## Begin

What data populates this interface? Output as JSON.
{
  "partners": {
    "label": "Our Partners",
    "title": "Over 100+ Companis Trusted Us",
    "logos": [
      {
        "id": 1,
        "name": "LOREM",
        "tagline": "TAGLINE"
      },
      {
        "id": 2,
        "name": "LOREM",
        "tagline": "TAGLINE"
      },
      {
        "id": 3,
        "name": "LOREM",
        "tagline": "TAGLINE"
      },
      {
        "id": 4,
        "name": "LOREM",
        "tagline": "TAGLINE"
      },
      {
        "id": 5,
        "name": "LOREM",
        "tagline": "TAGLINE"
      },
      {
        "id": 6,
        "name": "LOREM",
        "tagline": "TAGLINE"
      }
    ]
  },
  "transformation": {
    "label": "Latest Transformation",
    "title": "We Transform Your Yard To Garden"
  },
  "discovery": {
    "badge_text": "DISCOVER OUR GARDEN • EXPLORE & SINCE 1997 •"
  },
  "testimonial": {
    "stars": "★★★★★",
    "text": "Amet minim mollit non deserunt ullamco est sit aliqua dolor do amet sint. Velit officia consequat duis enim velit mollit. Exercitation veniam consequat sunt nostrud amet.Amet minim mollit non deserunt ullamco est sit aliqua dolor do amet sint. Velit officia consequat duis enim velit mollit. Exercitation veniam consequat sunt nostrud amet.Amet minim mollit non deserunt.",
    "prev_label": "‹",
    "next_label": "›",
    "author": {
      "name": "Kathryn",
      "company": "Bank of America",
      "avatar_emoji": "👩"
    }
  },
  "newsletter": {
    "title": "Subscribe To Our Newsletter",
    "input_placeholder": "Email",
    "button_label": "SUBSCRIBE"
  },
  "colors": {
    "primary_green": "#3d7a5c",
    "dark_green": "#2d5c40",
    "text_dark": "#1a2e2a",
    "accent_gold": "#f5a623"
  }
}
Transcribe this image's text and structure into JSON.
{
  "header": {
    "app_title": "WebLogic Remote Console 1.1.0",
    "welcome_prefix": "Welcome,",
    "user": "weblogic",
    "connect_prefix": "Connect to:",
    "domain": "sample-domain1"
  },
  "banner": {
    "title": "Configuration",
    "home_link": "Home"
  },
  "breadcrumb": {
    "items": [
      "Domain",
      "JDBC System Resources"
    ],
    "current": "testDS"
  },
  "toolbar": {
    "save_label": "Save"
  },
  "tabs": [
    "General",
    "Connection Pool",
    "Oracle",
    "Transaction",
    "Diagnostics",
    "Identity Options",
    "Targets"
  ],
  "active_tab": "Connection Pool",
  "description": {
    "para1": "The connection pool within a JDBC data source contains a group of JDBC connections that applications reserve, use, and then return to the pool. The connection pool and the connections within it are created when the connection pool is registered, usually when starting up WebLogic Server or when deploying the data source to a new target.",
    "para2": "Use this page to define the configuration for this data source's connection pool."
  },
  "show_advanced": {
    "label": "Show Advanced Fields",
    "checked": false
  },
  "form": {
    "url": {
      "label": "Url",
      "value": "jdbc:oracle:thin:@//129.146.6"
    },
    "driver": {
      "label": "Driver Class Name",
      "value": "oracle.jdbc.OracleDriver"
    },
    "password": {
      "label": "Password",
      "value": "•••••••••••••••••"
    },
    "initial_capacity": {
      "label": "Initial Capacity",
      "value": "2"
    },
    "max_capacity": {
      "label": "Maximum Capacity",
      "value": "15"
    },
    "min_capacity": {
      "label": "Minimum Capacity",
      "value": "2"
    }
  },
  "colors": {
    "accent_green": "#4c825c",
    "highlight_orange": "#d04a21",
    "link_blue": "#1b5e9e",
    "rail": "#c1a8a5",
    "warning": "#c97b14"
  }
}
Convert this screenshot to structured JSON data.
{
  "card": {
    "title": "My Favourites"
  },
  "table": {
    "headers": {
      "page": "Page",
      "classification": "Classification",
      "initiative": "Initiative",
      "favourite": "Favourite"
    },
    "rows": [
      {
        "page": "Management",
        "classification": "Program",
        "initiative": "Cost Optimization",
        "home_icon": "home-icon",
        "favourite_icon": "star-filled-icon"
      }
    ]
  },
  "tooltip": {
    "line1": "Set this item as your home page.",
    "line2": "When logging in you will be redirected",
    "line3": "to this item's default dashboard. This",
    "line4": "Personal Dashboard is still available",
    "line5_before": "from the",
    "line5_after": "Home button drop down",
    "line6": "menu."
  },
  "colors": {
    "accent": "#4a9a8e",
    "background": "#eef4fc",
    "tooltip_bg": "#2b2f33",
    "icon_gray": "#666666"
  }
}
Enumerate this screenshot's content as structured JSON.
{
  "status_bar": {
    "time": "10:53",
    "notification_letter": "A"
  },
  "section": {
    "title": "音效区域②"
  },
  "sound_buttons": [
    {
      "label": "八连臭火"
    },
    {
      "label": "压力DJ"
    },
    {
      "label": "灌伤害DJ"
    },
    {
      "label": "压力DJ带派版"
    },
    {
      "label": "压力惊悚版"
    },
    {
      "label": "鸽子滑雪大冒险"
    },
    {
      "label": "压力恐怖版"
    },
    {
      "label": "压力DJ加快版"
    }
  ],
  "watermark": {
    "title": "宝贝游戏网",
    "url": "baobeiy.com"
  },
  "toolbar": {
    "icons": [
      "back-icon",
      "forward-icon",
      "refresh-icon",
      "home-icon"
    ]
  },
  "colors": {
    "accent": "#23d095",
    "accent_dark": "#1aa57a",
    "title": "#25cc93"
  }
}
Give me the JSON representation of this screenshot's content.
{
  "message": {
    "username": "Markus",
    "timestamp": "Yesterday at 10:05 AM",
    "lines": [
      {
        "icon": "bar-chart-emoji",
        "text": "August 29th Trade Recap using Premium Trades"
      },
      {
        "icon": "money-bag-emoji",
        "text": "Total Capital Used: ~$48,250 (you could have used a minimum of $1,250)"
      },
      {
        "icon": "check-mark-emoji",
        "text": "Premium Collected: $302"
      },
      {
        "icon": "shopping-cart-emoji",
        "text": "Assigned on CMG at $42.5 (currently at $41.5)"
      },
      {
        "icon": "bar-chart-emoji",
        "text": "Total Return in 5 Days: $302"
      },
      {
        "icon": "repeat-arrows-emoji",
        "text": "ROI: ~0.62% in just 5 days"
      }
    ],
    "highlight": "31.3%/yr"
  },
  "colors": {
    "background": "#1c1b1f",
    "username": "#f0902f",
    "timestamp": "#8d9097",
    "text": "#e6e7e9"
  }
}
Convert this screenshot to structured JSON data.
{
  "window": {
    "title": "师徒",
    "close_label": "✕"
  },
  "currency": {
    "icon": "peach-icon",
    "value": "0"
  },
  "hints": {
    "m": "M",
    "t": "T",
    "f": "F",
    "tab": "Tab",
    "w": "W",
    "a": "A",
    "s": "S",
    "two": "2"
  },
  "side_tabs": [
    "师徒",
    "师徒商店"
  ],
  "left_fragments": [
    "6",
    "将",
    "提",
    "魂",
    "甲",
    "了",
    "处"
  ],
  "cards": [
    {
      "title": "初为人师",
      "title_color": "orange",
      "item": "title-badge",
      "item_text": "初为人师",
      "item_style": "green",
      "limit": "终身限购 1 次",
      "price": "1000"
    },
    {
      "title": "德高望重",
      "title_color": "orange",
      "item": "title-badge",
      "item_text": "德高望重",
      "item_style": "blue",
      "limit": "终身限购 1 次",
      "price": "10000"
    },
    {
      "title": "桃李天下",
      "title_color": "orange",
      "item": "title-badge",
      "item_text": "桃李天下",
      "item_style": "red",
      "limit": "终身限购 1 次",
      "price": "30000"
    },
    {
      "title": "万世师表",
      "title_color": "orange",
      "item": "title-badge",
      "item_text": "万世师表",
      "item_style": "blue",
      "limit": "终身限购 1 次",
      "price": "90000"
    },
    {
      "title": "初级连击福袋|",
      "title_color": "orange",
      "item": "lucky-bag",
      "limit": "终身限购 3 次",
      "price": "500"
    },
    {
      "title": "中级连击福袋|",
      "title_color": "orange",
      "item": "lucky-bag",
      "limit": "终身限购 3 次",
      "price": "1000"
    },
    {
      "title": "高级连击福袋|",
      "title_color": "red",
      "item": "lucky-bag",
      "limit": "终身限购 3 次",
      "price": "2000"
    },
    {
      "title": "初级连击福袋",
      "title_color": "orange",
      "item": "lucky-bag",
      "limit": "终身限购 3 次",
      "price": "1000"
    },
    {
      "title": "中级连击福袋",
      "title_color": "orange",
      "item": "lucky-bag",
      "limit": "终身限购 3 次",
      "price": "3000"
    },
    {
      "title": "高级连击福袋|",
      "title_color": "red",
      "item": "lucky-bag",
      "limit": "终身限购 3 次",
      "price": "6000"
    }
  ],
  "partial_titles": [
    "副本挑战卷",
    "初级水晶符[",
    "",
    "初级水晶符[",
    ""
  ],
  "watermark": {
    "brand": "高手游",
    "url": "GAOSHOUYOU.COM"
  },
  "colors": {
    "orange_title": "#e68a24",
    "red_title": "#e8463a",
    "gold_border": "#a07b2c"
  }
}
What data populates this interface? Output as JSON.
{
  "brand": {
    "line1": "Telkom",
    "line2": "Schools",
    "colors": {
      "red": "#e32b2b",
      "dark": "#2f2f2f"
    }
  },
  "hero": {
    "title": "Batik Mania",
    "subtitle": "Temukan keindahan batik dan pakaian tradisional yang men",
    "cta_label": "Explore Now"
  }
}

## End

● **Set task**
Count how many lines of the material hold the string "content". Give the number and nothing more.

● **Reply to the exercise**
2